Task statement: Copy all the entries word for word, but omit the pictures.

(Structured figure records)
----

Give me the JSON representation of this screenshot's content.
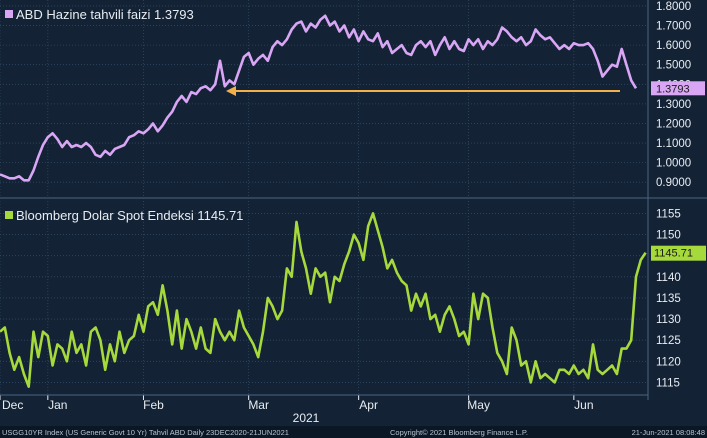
{
  "colors": {
    "background": "#132235",
    "grid": "#2f4a63",
    "text": "#e8edf2",
    "treasury_line": "#d9a6f5",
    "dollar_line": "#a6d93b",
    "arrow": "#f2b04a",
    "footer_bg": "#0b1725"
  },
  "footer": {
    "left": "USGG10YR Index (US Generic Govt 10 Yr) Tahvil ABD  Daily 23DEC2020-21JUN2021",
    "center": "Copyright© 2021 Bloomberg Finance L.P.",
    "right": "21-Jun-2021 08:08:48"
  },
  "chart_data": [
    {
      "type": "line",
      "title": "",
      "legend": "ABD Hazine tahvili faizi 1.3793",
      "legend_placement": "top-left",
      "last_value_label": "1.3793",
      "y_ticks": [
        "1.8000",
        "1.7000",
        "1.6000",
        "1.5000",
        "1.4000",
        "1.3000",
        "1.2000",
        "1.1000",
        "1.0000",
        "0.9000"
      ],
      "ylim": [
        0.85,
        1.81
      ],
      "grid": true,
      "series": [
        {
          "values": [
            0.94,
            0.93,
            0.92,
            0.92,
            0.93,
            0.91,
            0.91,
            0.96,
            1.03,
            1.09,
            1.13,
            1.15,
            1.12,
            1.08,
            1.11,
            1.08,
            1.09,
            1.08,
            1.1,
            1.08,
            1.04,
            1.03,
            1.06,
            1.04,
            1.07,
            1.08,
            1.09,
            1.13,
            1.14,
            1.16,
            1.15,
            1.17,
            1.2,
            1.16,
            1.19,
            1.23,
            1.26,
            1.31,
            1.34,
            1.31,
            1.36,
            1.35,
            1.38,
            1.39,
            1.37,
            1.4,
            1.52,
            1.39,
            1.42,
            1.4,
            1.47,
            1.54,
            1.56,
            1.5,
            1.53,
            1.55,
            1.52,
            1.59,
            1.62,
            1.6,
            1.63,
            1.68,
            1.71,
            1.72,
            1.67,
            1.71,
            1.69,
            1.73,
            1.75,
            1.7,
            1.72,
            1.67,
            1.7,
            1.64,
            1.68,
            1.62,
            1.67,
            1.63,
            1.62,
            1.66,
            1.59,
            1.62,
            1.56,
            1.58,
            1.6,
            1.56,
            1.55,
            1.6,
            1.62,
            1.59,
            1.62,
            1.55,
            1.6,
            1.64,
            1.58,
            1.62,
            1.58,
            1.57,
            1.63,
            1.6,
            1.63,
            1.58,
            1.62,
            1.6,
            1.63,
            1.69,
            1.67,
            1.64,
            1.62,
            1.64,
            1.6,
            1.62,
            1.68,
            1.65,
            1.63,
            1.64,
            1.61,
            1.58,
            1.6,
            1.58,
            1.61,
            1.6,
            1.6,
            1.61,
            1.58,
            1.52,
            1.44,
            1.47,
            1.5,
            1.49,
            1.58,
            1.5,
            1.42,
            1.3793
          ]
        }
      ]
    },
    {
      "type": "line",
      "title": "",
      "legend": "Bloomberg Dolar Spot Endeksi 1145.71",
      "legend_placement": "top-left",
      "last_value_label": "1145.71",
      "y_ticks": [
        "1155",
        "1150",
        "1145",
        "1140",
        "1135",
        "1130",
        "1125",
        "1120",
        "1115"
      ],
      "ylim": [
        1112.5,
        1157
      ],
      "grid": true,
      "series": [
        {
          "values": [
            1127,
            1128,
            1122,
            1118,
            1121,
            1117,
            1114,
            1127,
            1121,
            1127,
            1126,
            1119,
            1124,
            1123,
            1120,
            1127,
            1122,
            1124,
            1119,
            1127,
            1128,
            1125,
            1118,
            1124,
            1120,
            1127,
            1122,
            1125,
            1126,
            1131,
            1127,
            1133,
            1134,
            1131,
            1138,
            1132,
            1124,
            1132,
            1123,
            1130,
            1127,
            1123,
            1128,
            1123,
            1122,
            1130,
            1127,
            1125,
            1127,
            1125,
            1132,
            1128,
            1126,
            1124,
            1121,
            1127,
            1135,
            1133,
            1130,
            1132,
            1142,
            1140,
            1153,
            1146,
            1142,
            1136,
            1142,
            1140,
            1141,
            1134,
            1140,
            1139,
            1143,
            1146,
            1150,
            1148,
            1144,
            1152,
            1155,
            1151,
            1147,
            1142,
            1144,
            1141,
            1139,
            1138,
            1132,
            1136,
            1133,
            1136,
            1130,
            1131,
            1127,
            1131,
            1133,
            1130,
            1126,
            1127,
            1124,
            1136,
            1130,
            1136,
            1135,
            1128,
            1122,
            1120,
            1117,
            1128,
            1125,
            1119,
            1120,
            1115,
            1120,
            1116,
            1117,
            1116,
            1115,
            1118,
            1118,
            1117,
            1119,
            1117,
            1118,
            1116,
            1124,
            1118,
            1117,
            1118,
            1119,
            1117,
            1123,
            1123,
            1125,
            1140,
            1144,
            1145.71
          ]
        }
      ]
    }
  ],
  "x_axis": {
    "month_labels": [
      {
        "label": "Dec",
        "index": 0
      },
      {
        "label": "Jan",
        "index": 10
      },
      {
        "label": "Feb",
        "index": 30
      },
      {
        "label": "Mar",
        "index": 52
      },
      {
        "label": "Apr",
        "index": 75
      },
      {
        "label": "May",
        "index": 98
      },
      {
        "label": "Jun",
        "index": 120
      }
    ],
    "year_label": "2021",
    "year_index": 64
  }
}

----

Answer to the exercise:
Give me the JSON representation of this screenshot's content.
{
  "colors": {
    "background": "#132235",
    "grid": "#2f4a63",
    "text": "#e8edf2",
    "treasury_line": "#d9a6f5",
    "dollar_line": "#a6d93b",
    "arrow": "#f2b04a",
    "footer_bg": "#0b1725"
  },
  "footer": {
    "left": "USGG10YR Index (US Generic Govt 10 Yr) Tahvil ABD  Daily 23DEC2020-21JUN2021",
    "center": "Copyright© 2021 Bloomberg Finance L.P.",
    "right": "21-Jun-2021 08:08:48"
  },
  "chart_data": [
    {
      "type": "line",
      "title": "",
      "legend": "ABD Hazine tahvili faizi 1.3793",
      "legend_placement": "top-left",
      "last_value_label": "1.3793",
      "y_ticks": [
        "1.8000",
        "1.7000",
        "1.6000",
        "1.5000",
        "1.4000",
        "1.3000",
        "1.2000",
        "1.1000",
        "1.0000",
        "0.9000"
      ],
      "ylim": [
        0.85,
        1.81
      ],
      "grid": true,
      "series": [
        {
          "values": [
            0.94,
            0.93,
            0.92,
            0.92,
            0.93,
            0.91,
            0.91,
            0.96,
            1.03,
            1.09,
            1.13,
            1.15,
            1.12,
            1.08,
            1.11,
            1.08,
            1.09,
            1.08,
            1.1,
            1.08,
            1.04,
            1.03,
            1.06,
            1.04,
            1.07,
            1.08,
            1.09,
            1.13,
            1.14,
            1.16,
            1.15,
            1.17,
            1.2,
            1.16,
            1.19,
            1.23,
            1.26,
            1.31,
            1.34,
            1.31,
            1.36,
            1.35,
            1.38,
            1.39,
            1.37,
            1.4,
            1.52,
            1.39,
            1.42,
            1.4,
            1.47,
            1.54,
            1.56,
            1.5,
            1.53,
            1.55,
            1.52,
            1.59,
            1.62,
            1.6,
            1.63,
            1.68,
            1.71,
            1.72,
            1.67,
            1.71,
            1.69,
            1.73,
            1.75,
            1.7,
            1.72,
            1.67,
            1.7,
            1.64,
            1.68,
            1.62,
            1.67,
            1.63,
            1.62,
            1.66,
            1.59,
            1.62,
            1.56,
            1.58,
            1.6,
            1.56,
            1.55,
            1.6,
            1.62,
            1.59,
            1.62,
            1.55,
            1.6,
            1.64,
            1.58,
            1.62,
            1.58,
            1.57,
            1.63,
            1.6,
            1.63,
            1.58,
            1.62,
            1.6,
            1.63,
            1.69,
            1.67,
            1.64,
            1.62,
            1.64,
            1.6,
            1.62,
            1.68,
            1.65,
            1.63,
            1.64,
            1.61,
            1.58,
            1.6,
            1.58,
            1.61,
            1.6,
            1.6,
            1.61,
            1.58,
            1.52,
            1.44,
            1.47,
            1.5,
            1.49,
            1.58,
            1.5,
            1.42,
            1.3793
          ]
        }
      ]
    },
    {
      "type": "line",
      "title": "",
      "legend": "Bloomberg Dolar Spot Endeksi 1145.71",
      "legend_placement": "top-left",
      "last_value_label": "1145.71",
      "y_ticks": [
        "1155",
        "1150",
        "1145",
        "1140",
        "1135",
        "1130",
        "1125",
        "1120",
        "1115"
      ],
      "ylim": [
        1112.5,
        1157
      ],
      "grid": true,
      "series": [
        {
          "values": [
            1127,
            1128,
            1122,
            1118,
            1121,
            1117,
            1114,
            1127,
            1121,
            1127,
            1126,
            1119,
            1124,
            1123,
            1120,
            1127,
            1122,
            1124,
            1119,
            1127,
            1128,
            1125,
            1118,
            1124,
            1120,
            1127,
            1122,
            1125,
            1126,
            1131,
            1127,
            1133,
            1134,
            1131,
            1138,
            1132,
            1124,
            1132,
            1123,
            1130,
            1127,
            1123,
            1128,
            1123,
            1122,
            1130,
            1127,
            1125,
            1127,
            1125,
            1132,
            1128,
            1126,
            1124,
            1121,
            1127,
            1135,
            1133,
            1130,
            1132,
            1142,
            1140,
            1153,
            1146,
            1142,
            1136,
            1142,
            1140,
            1141,
            1134,
            1140,
            1139,
            1143,
            1146,
            1150,
            1148,
            1144,
            1152,
            1155,
            1151,
            1147,
            1142,
            1144,
            1141,
            1139,
            1138,
            1132,
            1136,
            1133,
            1136,
            1130,
            1131,
            1127,
            1131,
            1133,
            1130,
            1126,
            1127,
            1124,
            1136,
            1130,
            1136,
            1135,
            1128,
            1122,
            1120,
            1117,
            1128,
            1125,
            1119,
            1120,
            1115,
            1120,
            1116,
            1117,
            1116,
            1115,
            1118,
            1118,
            1117,
            1119,
            1117,
            1118,
            1116,
            1124,
            1118,
            1117,
            1118,
            1119,
            1117,
            1123,
            1123,
            1125,
            1140,
            1144,
            1145.71
          ]
        }
      ]
    }
  ],
  "x_axis": {
    "month_labels": [
      {
        "label": "Dec",
        "index": 0
      },
      {
        "label": "Jan",
        "index": 10
      },
      {
        "label": "Feb",
        "index": 30
      },
      {
        "label": "Mar",
        "index": 52
      },
      {
        "label": "Apr",
        "index": 75
      },
      {
        "label": "May",
        "index": 98
      },
      {
        "label": "Jun",
        "index": 120
      }
    ],
    "year_label": "2021",
    "year_index": 64
  }
}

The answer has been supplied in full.